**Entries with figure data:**
==================================================

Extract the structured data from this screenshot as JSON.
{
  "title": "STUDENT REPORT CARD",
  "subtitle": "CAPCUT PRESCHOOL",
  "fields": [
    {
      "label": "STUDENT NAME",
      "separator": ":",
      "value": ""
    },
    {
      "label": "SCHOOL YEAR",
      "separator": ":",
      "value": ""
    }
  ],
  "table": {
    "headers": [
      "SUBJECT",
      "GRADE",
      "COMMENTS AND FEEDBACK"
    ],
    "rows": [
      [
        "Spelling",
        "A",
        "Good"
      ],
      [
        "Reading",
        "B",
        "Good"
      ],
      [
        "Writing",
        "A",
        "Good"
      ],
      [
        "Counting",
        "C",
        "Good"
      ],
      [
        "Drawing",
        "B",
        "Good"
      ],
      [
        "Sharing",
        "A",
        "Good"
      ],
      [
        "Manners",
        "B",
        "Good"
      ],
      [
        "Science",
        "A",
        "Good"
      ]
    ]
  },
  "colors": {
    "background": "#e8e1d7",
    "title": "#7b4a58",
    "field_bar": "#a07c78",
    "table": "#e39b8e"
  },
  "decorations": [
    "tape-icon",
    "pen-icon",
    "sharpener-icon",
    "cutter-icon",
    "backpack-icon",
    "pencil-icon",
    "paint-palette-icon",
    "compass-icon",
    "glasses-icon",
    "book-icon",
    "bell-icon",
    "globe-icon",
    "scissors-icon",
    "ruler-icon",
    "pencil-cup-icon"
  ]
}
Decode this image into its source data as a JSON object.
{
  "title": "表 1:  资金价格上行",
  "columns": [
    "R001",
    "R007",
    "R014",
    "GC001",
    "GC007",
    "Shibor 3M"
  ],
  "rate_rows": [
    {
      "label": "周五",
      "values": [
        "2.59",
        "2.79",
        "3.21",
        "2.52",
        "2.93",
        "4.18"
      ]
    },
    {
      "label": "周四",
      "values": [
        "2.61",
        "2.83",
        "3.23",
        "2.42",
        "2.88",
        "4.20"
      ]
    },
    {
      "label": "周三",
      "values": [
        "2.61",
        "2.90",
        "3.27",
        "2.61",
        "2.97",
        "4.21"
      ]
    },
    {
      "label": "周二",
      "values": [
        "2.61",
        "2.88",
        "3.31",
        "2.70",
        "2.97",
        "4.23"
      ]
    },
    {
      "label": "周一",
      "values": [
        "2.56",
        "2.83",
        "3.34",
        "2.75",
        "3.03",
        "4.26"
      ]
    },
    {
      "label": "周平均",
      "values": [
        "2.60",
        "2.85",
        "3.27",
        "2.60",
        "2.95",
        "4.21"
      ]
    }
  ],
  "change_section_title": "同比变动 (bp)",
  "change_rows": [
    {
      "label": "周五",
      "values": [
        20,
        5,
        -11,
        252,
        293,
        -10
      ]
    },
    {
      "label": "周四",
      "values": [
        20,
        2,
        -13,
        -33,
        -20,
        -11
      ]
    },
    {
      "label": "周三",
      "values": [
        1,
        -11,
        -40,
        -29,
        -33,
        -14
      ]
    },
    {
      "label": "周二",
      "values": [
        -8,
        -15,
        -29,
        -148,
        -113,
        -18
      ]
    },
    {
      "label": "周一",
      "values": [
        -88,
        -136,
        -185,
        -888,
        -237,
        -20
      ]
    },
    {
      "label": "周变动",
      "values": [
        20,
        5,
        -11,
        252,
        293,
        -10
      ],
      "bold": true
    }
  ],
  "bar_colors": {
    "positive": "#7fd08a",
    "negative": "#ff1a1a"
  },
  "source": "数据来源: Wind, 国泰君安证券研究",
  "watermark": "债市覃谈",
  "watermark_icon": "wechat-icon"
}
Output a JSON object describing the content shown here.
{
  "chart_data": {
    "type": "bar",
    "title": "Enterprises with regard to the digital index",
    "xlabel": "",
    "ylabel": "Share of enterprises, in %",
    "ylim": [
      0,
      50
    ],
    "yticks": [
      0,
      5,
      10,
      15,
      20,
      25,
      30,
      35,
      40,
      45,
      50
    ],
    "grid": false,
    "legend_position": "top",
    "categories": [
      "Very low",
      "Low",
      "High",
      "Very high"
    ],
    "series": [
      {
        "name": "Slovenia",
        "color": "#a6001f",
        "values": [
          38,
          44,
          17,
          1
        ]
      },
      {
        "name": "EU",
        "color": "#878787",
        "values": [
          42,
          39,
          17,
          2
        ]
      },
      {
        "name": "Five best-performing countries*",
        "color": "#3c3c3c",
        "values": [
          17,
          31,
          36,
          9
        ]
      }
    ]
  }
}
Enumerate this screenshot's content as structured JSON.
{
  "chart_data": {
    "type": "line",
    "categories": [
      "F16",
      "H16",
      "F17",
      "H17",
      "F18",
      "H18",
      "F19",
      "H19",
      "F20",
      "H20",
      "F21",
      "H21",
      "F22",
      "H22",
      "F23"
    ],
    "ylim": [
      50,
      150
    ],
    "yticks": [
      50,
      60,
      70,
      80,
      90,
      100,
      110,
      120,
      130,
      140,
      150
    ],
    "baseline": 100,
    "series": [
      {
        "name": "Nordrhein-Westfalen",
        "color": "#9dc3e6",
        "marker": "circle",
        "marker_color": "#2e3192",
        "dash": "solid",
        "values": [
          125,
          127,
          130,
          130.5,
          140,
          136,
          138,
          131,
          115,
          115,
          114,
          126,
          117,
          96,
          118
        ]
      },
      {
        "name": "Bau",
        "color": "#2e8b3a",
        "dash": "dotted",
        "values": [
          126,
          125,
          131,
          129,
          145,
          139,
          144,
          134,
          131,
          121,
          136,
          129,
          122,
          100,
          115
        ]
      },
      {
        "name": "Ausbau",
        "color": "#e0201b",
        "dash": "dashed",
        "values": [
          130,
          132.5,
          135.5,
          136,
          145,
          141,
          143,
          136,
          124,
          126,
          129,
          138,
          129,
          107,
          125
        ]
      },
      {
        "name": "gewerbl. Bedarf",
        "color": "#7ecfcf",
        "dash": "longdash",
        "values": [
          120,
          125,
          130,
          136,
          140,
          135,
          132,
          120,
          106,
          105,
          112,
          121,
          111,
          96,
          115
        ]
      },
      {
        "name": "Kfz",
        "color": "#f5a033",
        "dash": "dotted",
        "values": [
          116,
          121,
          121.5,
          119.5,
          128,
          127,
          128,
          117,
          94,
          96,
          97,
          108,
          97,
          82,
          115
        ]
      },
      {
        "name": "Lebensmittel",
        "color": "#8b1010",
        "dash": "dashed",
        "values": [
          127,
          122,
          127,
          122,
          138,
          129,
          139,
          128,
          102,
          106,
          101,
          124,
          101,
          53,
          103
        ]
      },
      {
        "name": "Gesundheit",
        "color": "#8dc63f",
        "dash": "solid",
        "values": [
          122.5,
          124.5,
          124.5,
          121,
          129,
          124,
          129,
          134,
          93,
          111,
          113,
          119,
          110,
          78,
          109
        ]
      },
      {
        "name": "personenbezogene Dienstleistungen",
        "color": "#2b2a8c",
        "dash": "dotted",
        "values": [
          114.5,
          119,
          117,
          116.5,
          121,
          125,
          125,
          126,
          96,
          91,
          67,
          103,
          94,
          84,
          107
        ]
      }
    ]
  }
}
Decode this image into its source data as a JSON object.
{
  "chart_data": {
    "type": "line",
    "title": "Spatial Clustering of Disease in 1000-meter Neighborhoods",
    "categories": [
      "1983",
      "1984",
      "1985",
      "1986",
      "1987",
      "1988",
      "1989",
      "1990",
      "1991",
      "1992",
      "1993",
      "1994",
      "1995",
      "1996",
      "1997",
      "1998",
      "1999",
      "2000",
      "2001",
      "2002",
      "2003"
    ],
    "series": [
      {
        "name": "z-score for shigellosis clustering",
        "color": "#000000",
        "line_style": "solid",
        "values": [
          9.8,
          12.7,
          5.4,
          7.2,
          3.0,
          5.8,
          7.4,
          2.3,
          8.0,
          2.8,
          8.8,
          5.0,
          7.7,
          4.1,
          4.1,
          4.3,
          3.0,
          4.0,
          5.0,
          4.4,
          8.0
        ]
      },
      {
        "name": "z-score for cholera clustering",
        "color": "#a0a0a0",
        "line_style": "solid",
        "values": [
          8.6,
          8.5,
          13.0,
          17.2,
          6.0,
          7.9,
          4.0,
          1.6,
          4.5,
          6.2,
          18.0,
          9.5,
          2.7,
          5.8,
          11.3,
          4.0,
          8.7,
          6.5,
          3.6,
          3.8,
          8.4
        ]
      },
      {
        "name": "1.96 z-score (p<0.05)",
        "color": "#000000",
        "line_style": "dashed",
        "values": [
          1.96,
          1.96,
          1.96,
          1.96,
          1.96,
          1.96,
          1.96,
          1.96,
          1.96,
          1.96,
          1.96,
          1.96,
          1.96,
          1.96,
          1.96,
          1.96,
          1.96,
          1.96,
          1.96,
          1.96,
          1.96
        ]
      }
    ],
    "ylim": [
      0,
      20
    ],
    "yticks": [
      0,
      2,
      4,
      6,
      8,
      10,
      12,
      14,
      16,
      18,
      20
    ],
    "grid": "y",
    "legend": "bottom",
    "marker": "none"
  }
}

==================================================

**Task directions:** Copy each line of the listing that includes "score".

**Problem solution:**
        "name": "z-score for shigellosis clustering",
        "name": "z-score for cholera clustering",
        "name": "1.96 z-score (p<0.05)",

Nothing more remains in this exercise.